_WORK INSTRUCTIONS_
For the material that follows, list every line containing the word "image".
-- start DATASET RECORDS --
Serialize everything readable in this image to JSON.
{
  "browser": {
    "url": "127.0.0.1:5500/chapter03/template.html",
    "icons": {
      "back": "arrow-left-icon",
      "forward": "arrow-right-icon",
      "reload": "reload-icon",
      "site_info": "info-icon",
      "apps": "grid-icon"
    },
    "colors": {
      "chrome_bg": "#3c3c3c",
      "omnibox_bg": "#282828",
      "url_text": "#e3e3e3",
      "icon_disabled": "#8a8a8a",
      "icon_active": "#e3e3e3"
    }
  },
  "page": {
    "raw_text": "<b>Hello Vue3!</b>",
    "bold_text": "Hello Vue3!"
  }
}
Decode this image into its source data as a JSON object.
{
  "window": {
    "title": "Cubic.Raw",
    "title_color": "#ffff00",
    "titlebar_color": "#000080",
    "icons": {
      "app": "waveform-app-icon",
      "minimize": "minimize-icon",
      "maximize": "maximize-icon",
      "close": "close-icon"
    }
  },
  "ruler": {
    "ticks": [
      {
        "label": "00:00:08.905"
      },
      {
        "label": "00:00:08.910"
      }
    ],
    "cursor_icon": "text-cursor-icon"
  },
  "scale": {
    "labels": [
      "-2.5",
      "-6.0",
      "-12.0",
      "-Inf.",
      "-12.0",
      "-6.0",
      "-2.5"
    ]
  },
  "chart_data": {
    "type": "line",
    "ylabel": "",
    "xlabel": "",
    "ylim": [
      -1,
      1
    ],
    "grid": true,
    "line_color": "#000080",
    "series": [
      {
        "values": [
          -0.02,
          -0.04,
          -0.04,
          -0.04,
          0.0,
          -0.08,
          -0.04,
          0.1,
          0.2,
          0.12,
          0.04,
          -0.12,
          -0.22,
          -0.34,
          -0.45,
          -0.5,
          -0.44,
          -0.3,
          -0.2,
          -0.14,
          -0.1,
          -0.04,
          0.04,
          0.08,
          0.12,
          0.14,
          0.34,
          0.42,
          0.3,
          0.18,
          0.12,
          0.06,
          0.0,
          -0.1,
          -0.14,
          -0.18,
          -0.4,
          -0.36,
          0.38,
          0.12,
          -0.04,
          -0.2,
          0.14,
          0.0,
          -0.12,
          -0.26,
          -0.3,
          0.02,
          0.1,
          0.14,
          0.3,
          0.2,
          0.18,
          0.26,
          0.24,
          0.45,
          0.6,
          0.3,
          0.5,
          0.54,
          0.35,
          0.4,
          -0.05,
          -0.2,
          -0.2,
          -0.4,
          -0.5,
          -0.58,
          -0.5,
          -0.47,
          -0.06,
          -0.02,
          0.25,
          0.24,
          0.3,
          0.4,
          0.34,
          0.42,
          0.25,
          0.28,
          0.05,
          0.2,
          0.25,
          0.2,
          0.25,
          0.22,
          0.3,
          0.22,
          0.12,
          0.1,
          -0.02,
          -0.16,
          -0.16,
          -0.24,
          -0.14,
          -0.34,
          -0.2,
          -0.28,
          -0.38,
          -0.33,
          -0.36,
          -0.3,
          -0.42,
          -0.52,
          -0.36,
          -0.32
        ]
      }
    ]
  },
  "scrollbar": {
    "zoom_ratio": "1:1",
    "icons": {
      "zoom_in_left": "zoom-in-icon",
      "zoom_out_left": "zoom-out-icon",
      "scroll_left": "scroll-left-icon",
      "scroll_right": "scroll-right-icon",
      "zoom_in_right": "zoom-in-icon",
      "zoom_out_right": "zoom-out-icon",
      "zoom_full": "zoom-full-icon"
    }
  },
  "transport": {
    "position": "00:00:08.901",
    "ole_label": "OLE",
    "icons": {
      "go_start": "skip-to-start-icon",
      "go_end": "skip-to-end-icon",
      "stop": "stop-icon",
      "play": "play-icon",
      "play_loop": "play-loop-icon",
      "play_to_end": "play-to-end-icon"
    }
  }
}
-- end DATASET RECORDS --
_FINISHED TASK_
Serialize everything readable in this image to JSON.
Decode this image into its source data as a JSON object.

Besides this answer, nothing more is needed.